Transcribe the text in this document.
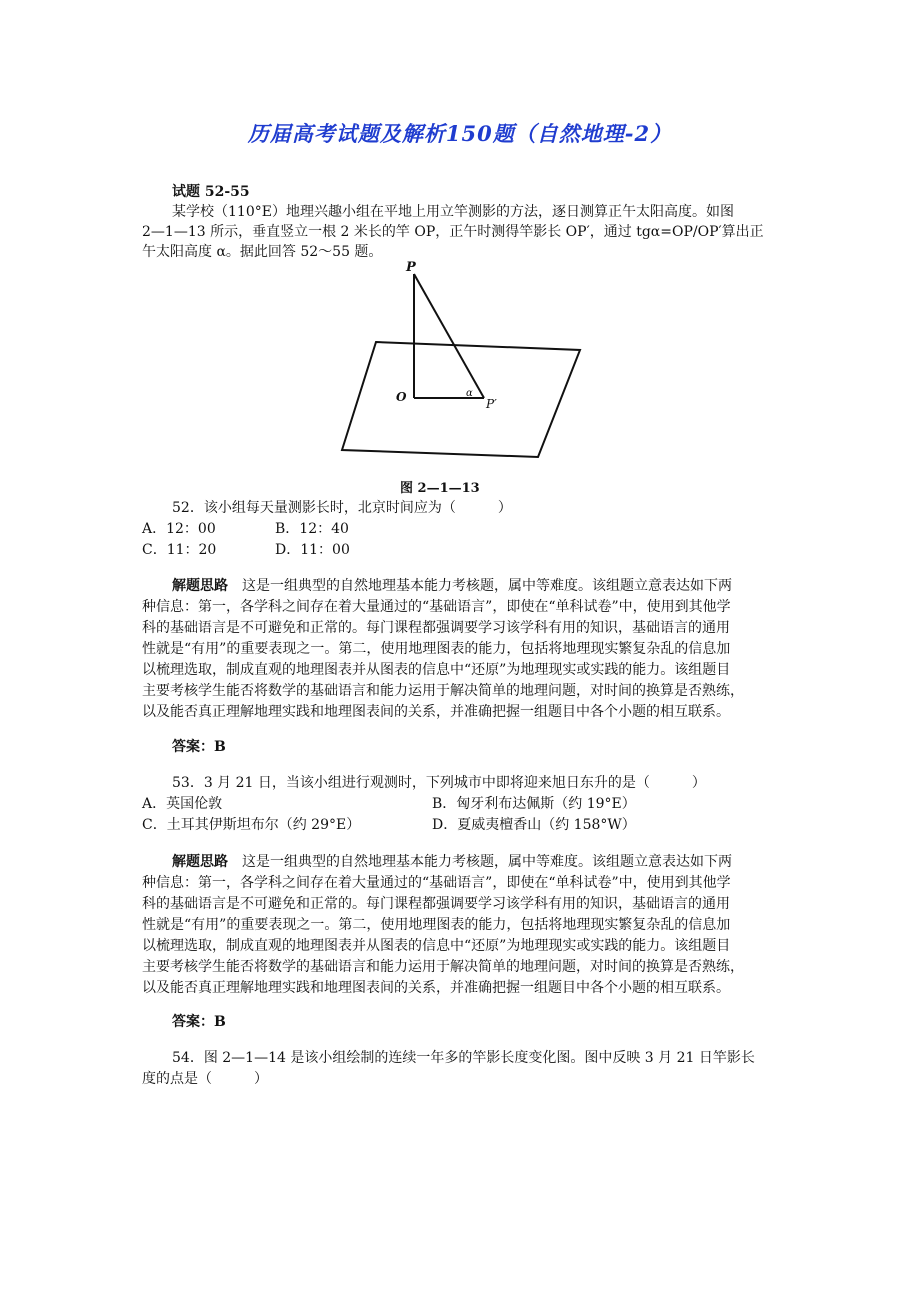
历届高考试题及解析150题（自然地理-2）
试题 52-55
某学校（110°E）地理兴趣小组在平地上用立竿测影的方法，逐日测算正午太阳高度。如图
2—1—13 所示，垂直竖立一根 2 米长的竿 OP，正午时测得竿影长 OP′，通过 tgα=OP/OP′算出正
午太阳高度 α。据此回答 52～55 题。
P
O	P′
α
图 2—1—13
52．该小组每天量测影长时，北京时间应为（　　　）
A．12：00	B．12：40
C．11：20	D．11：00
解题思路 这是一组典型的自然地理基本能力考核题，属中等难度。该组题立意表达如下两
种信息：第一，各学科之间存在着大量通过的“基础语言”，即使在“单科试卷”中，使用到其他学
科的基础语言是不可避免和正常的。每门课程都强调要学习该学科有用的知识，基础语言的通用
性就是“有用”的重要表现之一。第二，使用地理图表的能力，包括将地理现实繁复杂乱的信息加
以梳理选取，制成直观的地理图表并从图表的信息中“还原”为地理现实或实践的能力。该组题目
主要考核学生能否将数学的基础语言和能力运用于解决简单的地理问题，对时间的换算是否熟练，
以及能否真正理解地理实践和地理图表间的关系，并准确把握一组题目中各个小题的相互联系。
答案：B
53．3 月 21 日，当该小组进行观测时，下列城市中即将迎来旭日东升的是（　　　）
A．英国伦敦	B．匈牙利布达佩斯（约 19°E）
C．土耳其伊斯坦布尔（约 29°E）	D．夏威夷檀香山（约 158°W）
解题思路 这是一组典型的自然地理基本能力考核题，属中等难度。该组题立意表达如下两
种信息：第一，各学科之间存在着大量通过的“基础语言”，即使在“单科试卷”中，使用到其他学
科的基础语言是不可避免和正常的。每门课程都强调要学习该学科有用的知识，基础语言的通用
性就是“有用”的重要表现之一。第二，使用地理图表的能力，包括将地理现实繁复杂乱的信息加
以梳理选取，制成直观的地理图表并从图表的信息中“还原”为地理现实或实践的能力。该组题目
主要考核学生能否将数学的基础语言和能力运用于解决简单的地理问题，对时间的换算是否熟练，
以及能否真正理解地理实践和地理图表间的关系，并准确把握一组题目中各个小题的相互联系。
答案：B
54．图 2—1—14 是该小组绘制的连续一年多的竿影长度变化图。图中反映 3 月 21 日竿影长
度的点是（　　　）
□ □ □ □ □
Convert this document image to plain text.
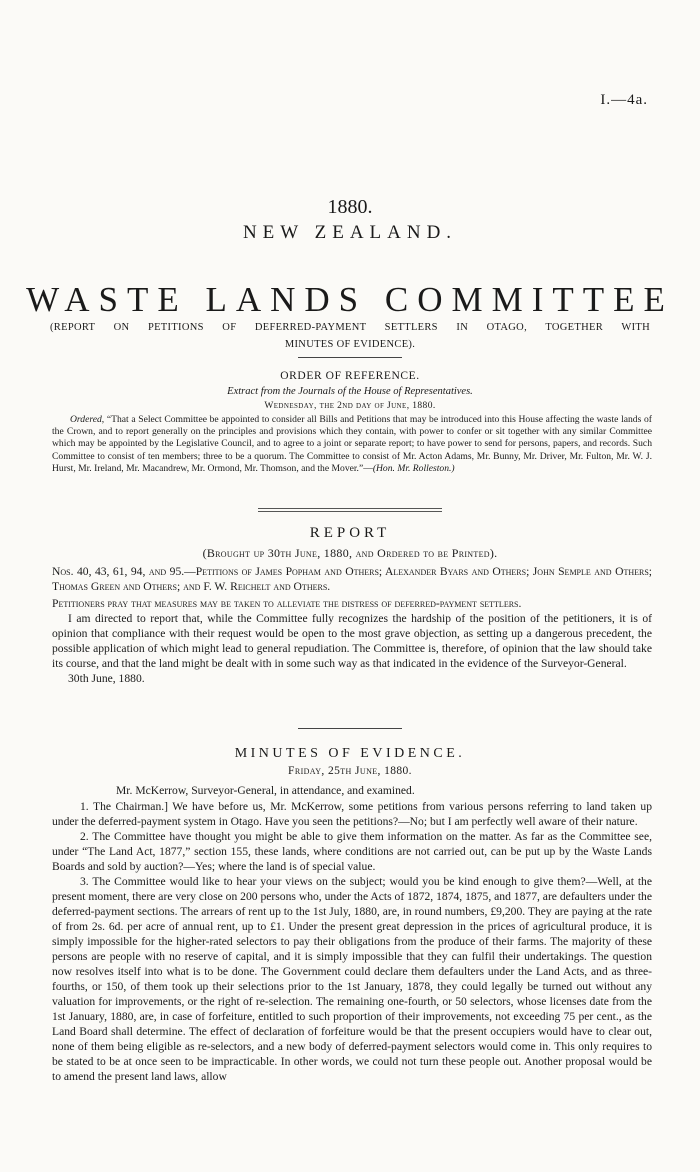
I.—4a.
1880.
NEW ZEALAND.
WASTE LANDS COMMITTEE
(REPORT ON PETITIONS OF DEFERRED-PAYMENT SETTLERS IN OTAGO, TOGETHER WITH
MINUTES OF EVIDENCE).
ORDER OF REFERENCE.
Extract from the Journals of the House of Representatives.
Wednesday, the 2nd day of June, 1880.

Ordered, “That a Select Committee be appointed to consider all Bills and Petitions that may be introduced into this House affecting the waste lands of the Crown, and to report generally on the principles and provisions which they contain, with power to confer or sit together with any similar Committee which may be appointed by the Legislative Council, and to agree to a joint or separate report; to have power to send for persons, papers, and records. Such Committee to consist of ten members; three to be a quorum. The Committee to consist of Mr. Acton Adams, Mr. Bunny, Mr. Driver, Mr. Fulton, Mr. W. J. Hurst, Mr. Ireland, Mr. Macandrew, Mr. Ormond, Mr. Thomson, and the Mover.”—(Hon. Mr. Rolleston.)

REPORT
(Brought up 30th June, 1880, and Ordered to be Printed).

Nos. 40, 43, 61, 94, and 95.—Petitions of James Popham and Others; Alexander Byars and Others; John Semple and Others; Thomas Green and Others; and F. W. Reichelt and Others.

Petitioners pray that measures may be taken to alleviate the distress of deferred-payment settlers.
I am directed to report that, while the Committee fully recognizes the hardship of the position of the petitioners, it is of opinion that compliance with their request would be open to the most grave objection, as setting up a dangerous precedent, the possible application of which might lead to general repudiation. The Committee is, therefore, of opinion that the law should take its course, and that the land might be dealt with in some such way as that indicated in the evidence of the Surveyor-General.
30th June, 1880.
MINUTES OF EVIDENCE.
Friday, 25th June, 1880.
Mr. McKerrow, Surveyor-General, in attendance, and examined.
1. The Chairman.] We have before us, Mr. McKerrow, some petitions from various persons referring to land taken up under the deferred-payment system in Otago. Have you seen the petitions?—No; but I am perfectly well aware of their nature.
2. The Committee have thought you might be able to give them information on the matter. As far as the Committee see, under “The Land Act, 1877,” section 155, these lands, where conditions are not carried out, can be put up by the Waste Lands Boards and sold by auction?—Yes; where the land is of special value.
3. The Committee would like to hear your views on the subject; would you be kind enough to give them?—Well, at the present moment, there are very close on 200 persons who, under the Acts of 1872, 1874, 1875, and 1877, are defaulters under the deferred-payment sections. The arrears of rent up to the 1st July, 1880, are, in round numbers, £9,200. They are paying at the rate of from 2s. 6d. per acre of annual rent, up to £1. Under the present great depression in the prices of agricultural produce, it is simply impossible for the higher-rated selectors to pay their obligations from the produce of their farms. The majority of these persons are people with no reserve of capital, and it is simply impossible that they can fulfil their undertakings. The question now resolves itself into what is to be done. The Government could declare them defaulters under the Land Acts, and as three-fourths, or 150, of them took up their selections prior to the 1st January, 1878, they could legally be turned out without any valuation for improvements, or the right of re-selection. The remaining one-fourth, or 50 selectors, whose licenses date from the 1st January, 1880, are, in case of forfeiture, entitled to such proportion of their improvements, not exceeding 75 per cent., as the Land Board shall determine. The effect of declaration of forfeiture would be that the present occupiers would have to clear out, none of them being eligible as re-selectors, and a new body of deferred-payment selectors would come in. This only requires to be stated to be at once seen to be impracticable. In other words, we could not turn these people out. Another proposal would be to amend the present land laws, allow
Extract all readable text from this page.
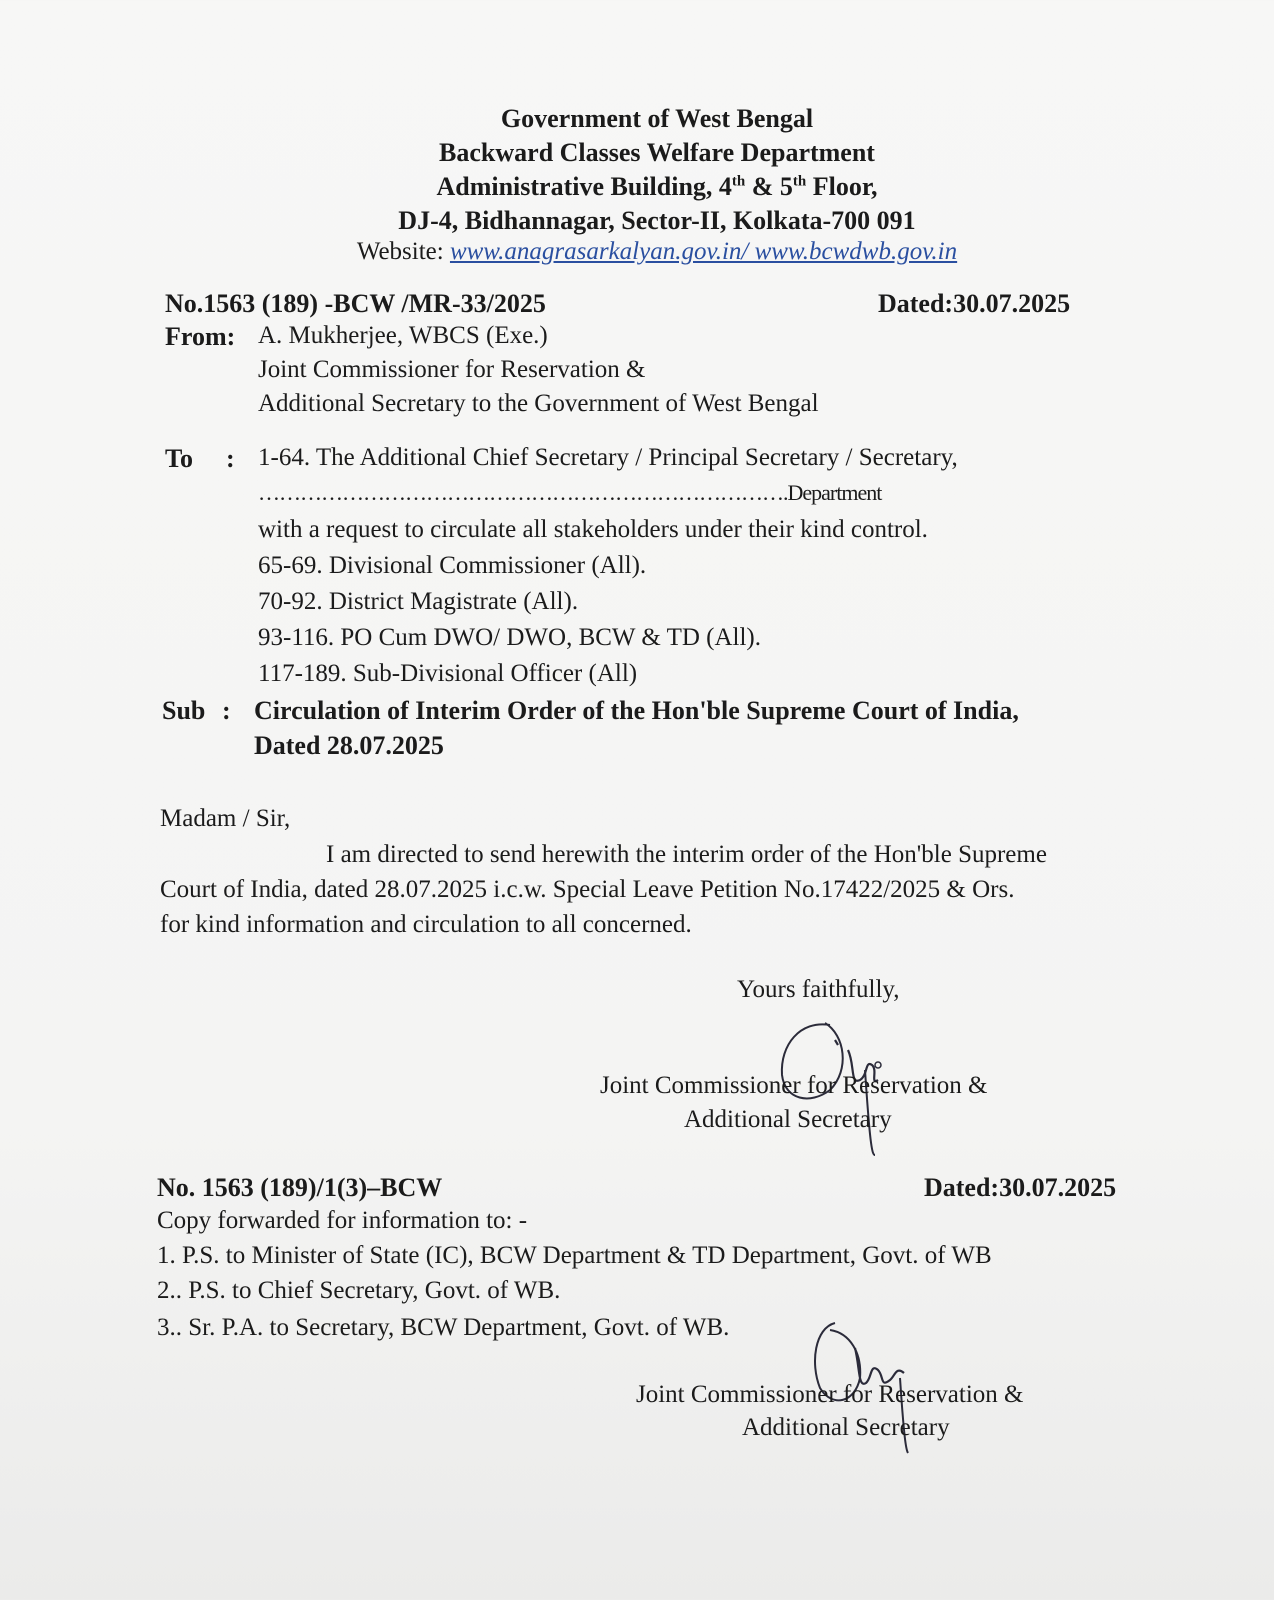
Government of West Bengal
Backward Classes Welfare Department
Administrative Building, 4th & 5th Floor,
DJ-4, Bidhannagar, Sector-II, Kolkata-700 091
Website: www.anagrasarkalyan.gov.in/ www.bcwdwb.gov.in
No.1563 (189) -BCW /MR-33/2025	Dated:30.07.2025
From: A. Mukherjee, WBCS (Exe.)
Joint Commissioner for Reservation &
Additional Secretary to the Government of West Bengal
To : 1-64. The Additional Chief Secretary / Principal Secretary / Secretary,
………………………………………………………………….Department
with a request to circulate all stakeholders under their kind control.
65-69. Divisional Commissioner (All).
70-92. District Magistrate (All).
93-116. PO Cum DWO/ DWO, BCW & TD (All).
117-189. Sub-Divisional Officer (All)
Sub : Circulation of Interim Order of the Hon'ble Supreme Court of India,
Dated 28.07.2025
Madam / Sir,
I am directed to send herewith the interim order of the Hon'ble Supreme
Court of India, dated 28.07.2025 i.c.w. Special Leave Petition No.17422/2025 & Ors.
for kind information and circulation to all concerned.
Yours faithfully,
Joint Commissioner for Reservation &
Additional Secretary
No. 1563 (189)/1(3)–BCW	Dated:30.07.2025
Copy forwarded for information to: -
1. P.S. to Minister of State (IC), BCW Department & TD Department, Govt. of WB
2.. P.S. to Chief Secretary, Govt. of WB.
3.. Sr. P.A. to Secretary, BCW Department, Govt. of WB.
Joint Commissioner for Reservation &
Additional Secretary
□ □ □ □ □
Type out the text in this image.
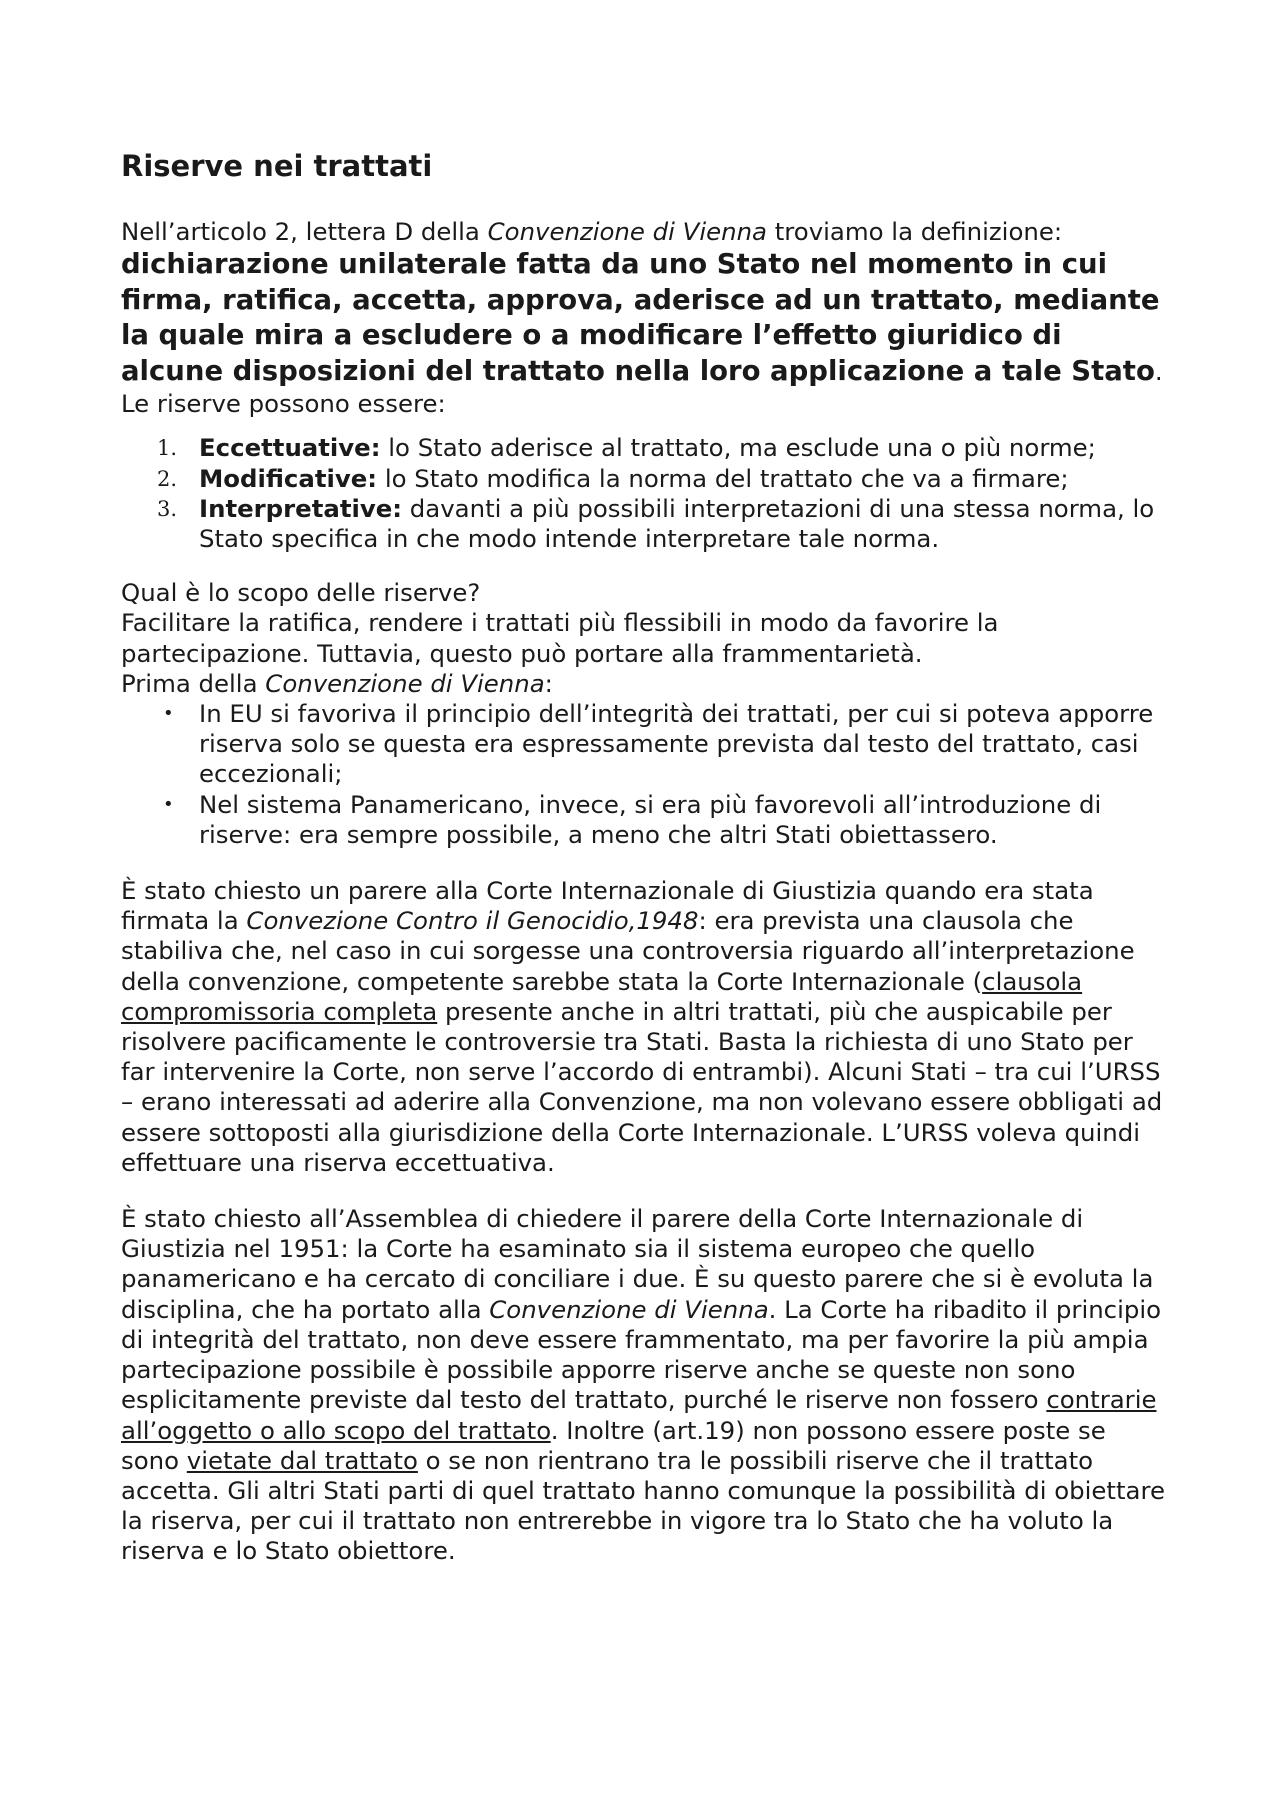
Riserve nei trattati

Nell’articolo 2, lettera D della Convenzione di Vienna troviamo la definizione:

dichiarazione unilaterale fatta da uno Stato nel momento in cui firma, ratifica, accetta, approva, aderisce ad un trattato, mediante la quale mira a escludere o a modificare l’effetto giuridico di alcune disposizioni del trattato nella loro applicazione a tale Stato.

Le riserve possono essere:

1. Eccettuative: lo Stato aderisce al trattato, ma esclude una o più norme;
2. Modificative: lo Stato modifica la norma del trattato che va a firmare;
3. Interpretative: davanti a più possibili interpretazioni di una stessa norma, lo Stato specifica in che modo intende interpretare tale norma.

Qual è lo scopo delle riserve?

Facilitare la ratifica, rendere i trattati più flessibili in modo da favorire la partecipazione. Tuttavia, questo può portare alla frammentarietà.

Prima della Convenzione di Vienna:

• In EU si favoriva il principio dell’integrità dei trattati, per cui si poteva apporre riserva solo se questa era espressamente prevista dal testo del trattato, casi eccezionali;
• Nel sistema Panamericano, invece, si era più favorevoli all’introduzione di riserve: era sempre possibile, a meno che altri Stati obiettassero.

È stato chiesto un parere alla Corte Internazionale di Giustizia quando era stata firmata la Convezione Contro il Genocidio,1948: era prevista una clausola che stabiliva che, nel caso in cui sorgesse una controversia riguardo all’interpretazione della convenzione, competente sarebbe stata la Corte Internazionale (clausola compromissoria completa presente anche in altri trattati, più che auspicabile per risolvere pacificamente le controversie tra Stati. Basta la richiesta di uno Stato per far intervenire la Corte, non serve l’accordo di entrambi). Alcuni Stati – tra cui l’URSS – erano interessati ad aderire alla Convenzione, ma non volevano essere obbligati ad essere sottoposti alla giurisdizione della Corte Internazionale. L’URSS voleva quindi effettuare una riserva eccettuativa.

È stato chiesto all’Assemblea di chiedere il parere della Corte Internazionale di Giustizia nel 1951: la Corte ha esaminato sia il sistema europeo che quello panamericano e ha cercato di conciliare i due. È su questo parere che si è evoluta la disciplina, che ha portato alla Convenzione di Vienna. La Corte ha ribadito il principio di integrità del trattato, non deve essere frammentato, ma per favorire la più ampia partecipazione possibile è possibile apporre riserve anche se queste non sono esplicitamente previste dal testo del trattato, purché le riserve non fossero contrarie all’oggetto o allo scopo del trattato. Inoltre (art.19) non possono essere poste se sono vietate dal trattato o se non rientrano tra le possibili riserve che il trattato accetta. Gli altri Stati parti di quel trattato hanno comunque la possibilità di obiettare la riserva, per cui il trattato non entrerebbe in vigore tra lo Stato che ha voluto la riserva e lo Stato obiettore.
□ □ □ □ □
### Exercise directions
How many lines in the entries contain the string "directed"? Answer with the number only.

### Task response
2